■ WHAT THE EXERCISE ASKS ■
Locate the word "保险公司梁汉文" in the data below, then copy every line that holds it.

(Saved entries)
begin

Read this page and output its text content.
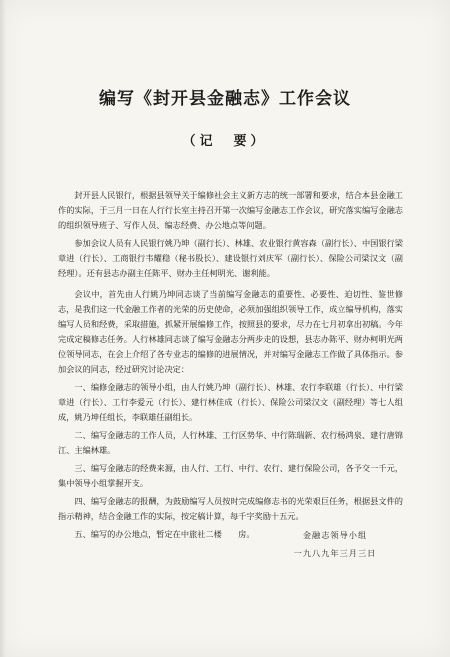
编写《封开县金融志》工作会议
（记　要）

封开县人民银行，根据县领导关于编修社会主义新方志的统一部署和要求，结合本县金融工作的实际，于三月一日在人行行长室主持召开第一次编写金融志工作会议，研究落实编写金融志的组织领导班子、写作人员、编志经费、办公地点等问题。

参加会议人员有人民银行姚乃坤（副行长）、林雄、农业银行黄容森（副行长）、中国银行梁章进（行长）、工商银行韦耀稳（秘书股长）、建设银行刘庆军（副行长）、保险公司梁汉文（副经理）。还有县志办副主任陈平、财办主任柯明光、谢利能。

会议中，首先由人行姚乃坤同志谈了当前编写金融志的重要性、必要性、迫切性、鉴世修志，是我们这一代金融工作者的光荣的历史使命，必须加强组织领导工作，成立编导机构，落实编写人员和经费，采取措施，抓紧开展编修工作，按照县的要求，尽力在七月初拿出初稿。今年完成定稿修志任务。人行林雄同志谈了编写金融志分两步走的设想，县志办陈平、财办柯明光两位领导同志，在会上介绍了各专业志的编修的进展情况，并对编写金融志工作做了具体指示。参加会议的同志，经过研究讨论决定：

一、编修金融志的领导小组，由人行姚乃坤（副行长）、林雄、农行李联雄（行长）、中行梁章进（行长）、工行李爱元（行长）、建行林佳成（行长）、保险公司梁汉文（副经理）等七人组成，姚乃坤任组长，李联雄任副组长。

二、编写金融志的工作人员，人行林雄、工行区势华、中行陈瑞新、农行杨鸿泉、建行唐锦江、主编林雄。

三、编写金融志的经费来源，由人行、工行、中行、农行、建行保险公司，各予交一千元，集中领导小组掌握开支。

四、编写金融志的报酬，为鼓励编写人员按时完成编修志书的光荣艰巨任务，根据县文件的指示精神，结合金融工作的实际，按定稿计算，每千字奖励十五元。

五、编写的办公地点，暂定在中旅社二楼　　房。	金融志领导小组
一九八九年三月三日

end

■ ANSWER TO THIS EXERCISE ■
参加会议人员有人民银行姚乃坤（副行长）、林雄、农业银行黄容森（副行长）、中国银行梁章进（行长）、工商银行韦耀稳（秘书股长）、建设银行刘庆军（副行长）、保险公司梁汉文（副经理）。还有县志办副主任陈平、财办主任柯明光、谢利能。
一、编修金融志的领导小组，由人行姚乃坤（副行长）、林雄、农行李联雄（行长）、中行梁章进（行长）、工行李爱元（行长）、建行林佳成（行长）、保险公司梁汉文（副经理）等七人组成，姚乃坤任组长，李联雄任副组长。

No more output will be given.